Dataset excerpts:
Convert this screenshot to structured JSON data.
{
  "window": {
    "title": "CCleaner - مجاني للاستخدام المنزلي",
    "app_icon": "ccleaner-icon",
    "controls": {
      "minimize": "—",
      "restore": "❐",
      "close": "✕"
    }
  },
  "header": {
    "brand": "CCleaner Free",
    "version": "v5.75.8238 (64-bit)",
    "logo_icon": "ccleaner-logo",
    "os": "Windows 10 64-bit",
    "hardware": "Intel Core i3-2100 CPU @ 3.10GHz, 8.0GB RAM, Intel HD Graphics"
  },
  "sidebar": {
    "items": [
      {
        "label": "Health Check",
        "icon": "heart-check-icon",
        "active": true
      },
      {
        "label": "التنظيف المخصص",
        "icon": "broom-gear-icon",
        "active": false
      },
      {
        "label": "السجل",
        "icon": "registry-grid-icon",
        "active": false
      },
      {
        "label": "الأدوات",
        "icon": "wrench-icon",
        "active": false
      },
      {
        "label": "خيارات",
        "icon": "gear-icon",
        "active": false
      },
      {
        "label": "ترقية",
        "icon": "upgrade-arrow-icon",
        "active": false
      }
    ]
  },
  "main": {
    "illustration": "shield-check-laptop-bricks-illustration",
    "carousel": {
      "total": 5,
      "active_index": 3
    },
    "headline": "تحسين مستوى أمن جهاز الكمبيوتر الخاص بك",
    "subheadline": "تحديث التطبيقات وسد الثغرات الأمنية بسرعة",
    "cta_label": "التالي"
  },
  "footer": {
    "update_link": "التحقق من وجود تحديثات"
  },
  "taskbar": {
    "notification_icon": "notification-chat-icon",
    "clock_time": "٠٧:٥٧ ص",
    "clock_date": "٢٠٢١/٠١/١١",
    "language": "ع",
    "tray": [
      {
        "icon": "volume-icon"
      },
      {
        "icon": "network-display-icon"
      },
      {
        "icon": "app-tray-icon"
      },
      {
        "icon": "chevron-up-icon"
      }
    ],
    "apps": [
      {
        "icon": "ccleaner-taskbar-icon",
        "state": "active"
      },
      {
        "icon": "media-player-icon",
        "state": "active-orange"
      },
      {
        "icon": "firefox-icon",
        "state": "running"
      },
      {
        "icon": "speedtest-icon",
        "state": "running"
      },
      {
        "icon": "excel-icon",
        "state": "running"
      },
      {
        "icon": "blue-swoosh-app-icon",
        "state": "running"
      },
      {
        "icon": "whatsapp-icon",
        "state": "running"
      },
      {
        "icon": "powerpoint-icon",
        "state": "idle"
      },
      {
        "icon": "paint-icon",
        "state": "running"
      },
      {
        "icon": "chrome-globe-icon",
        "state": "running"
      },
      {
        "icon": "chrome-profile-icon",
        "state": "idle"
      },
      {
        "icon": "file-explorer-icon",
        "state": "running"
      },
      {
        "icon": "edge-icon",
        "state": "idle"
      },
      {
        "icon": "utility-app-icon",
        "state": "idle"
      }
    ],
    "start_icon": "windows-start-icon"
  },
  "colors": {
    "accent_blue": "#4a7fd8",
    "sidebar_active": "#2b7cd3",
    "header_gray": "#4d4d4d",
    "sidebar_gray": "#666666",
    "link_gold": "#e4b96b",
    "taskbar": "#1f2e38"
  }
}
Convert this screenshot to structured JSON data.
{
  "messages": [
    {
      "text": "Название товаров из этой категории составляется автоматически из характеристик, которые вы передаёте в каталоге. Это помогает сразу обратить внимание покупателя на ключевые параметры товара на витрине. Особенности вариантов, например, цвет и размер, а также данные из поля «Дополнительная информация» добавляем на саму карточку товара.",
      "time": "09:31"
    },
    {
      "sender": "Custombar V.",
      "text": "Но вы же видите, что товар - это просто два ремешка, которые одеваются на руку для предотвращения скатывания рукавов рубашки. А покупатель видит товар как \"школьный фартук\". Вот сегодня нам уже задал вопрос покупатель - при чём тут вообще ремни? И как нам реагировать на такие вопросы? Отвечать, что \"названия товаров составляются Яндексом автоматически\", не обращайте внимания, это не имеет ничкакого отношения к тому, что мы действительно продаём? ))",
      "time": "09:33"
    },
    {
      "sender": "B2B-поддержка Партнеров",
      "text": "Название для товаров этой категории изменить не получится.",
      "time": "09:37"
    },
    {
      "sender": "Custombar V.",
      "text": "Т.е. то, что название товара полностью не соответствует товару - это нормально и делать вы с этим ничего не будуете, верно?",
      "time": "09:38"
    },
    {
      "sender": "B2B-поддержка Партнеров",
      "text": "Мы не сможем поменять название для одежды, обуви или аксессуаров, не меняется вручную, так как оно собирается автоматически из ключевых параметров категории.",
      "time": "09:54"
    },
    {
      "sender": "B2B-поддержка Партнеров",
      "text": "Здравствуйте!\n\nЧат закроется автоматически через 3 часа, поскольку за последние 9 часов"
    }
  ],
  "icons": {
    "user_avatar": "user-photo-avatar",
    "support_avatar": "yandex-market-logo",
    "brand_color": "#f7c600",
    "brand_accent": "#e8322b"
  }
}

**PROBLEM REQUIREMENTS**:
Every line of the data above should be copied exactly.

**FULL OUTPUT**:
Convert this screenshot to structured JSON data.
{
  "window": {
    "title": "CCleaner - مجاني للاستخدام المنزلي",
    "app_icon": "ccleaner-icon",
    "controls": {
      "minimize": "—",
      "restore": "❐",
      "close": "✕"
    }
  },
  "header": {
    "brand": "CCleaner Free",
    "version": "v5.75.8238 (64-bit)",
    "logo_icon": "ccleaner-logo",
    "os": "Windows 10 64-bit",
    "hardware": "Intel Core i3-2100 CPU @ 3.10GHz, 8.0GB RAM, Intel HD Graphics"
  },
  "sidebar": {
    "items": [
      {
        "label": "Health Check",
        "icon": "heart-check-icon",
        "active": true
      },
      {
        "label": "التنظيف المخصص",
        "icon": "broom-gear-icon",
        "active": false
      },
      {
        "label": "السجل",
        "icon": "registry-grid-icon",
        "active": false
      },
      {
        "label": "الأدوات",
        "icon": "wrench-icon",
        "active": false
      },
      {
        "label": "خيارات",
        "icon": "gear-icon",
        "active": false
      },
      {
        "label": "ترقية",
        "icon": "upgrade-arrow-icon",
        "active": false
      }
    ]
  },
  "main": {
    "illustration": "shield-check-laptop-bricks-illustration",
    "carousel": {
      "total": 5,
      "active_index": 3
    },
    "headline": "تحسين مستوى أمن جهاز الكمبيوتر الخاص بك",
    "subheadline": "تحديث التطبيقات وسد الثغرات الأمنية بسرعة",
    "cta_label": "التالي"
  },
  "footer": {
    "update_link": "التحقق من وجود تحديثات"
  },
  "taskbar": {
    "notification_icon": "notification-chat-icon",
    "clock_time": "٠٧:٥٧ ص",
    "clock_date": "٢٠٢١/٠١/١١",
    "language": "ع",
    "tray": [
      {
        "icon": "volume-icon"
      },
      {
        "icon": "network-display-icon"
      },
      {
        "icon": "app-tray-icon"
      },
      {
        "icon": "chevron-up-icon"
      }
    ],
    "apps": [
      {
        "icon": "ccleaner-taskbar-icon",
        "state": "active"
      },
      {
        "icon": "media-player-icon",
        "state": "active-orange"
      },
      {
        "icon": "firefox-icon",
        "state": "running"
      },
      {
        "icon": "speedtest-icon",
        "state": "running"
      },
      {
        "icon": "excel-icon",
        "state": "running"
      },
      {
        "icon": "blue-swoosh-app-icon",
        "state": "running"
      },
      {
        "icon": "whatsapp-icon",
        "state": "running"
      },
      {
        "icon": "powerpoint-icon",
        "state": "idle"
      },
      {
        "icon": "paint-icon",
        "state": "running"
      },
      {
        "icon": "chrome-globe-icon",
        "state": "running"
      },
      {
        "icon": "chrome-profile-icon",
        "state": "idle"
      },
      {
        "icon": "file-explorer-icon",
        "state": "running"
      },
      {
        "icon": "edge-icon",
        "state": "idle"
      },
      {
        "icon": "utility-app-icon",
        "state": "idle"
      }
    ],
    "start_icon": "windows-start-icon"
  },
  "colors": {
    "accent_blue": "#4a7fd8",
    "sidebar_active": "#2b7cd3",
    "header_gray": "#4d4d4d",
    "sidebar_gray": "#666666",
    "link_gold": "#e4b96b",
    "taskbar": "#1f2e38"
  }
}
Convert this screenshot to structured JSON data.
{
  "messages": [
    {
      "text": "Название товаров из этой категории составляется автоматически из характеристик, которые вы передаёте в каталоге. Это помогает сразу обратить внимание покупателя на ключевые параметры товара на витрине. Особенности вариантов, например, цвет и размер, а также данные из поля «Дополнительная информация» добавляем на саму карточку товара.",
      "time": "09:31"
    },
    {
      "sender": "Custombar V.",
      "text": "Но вы же видите, что товар - это просто два ремешка, которые одеваются на руку для предотвращения скатывания рукавов рубашки. А покупатель видит товар как \"школьный фартук\". Вот сегодня нам уже задал вопрос покупатель - при чём тут вообще ремни? И как нам реагировать на такие вопросы? Отвечать, что \"названия товаров составляются Яндексом автоматически\", не обращайте внимания, это не имеет ничкакого отношения к тому, что мы действительно продаём? ))",
      "time": "09:33"
    },
    {
      "sender": "B2B-поддержка Партнеров",
      "text": "Название для товаров этой категории изменить не получится.",
      "time": "09:37"
    },
    {
      "sender": "Custombar V.",
      "text": "Т.е. то, что название товара полностью не соответствует товару - это нормально и делать вы с этим ничего не будуете, верно?",
      "time": "09:38"
    },
    {
      "sender": "B2B-поддержка Партнеров",
      "text": "Мы не сможем поменять название для одежды, обуви или аксессуаров, не меняется вручную, так как оно собирается автоматически из ключевых параметров категории.",
      "time": "09:54"
    },
    {
      "sender": "B2B-поддержка Партнеров",
      "text": "Здравствуйте!\n\nЧат закроется автоматически через 3 часа, поскольку за последние 9 часов"
    }
  ],
  "icons": {
    "user_avatar": "user-photo-avatar",
    "support_avatar": "yandex-market-logo",
    "brand_color": "#f7c600",
    "brand_accent": "#e8322b"
  }
}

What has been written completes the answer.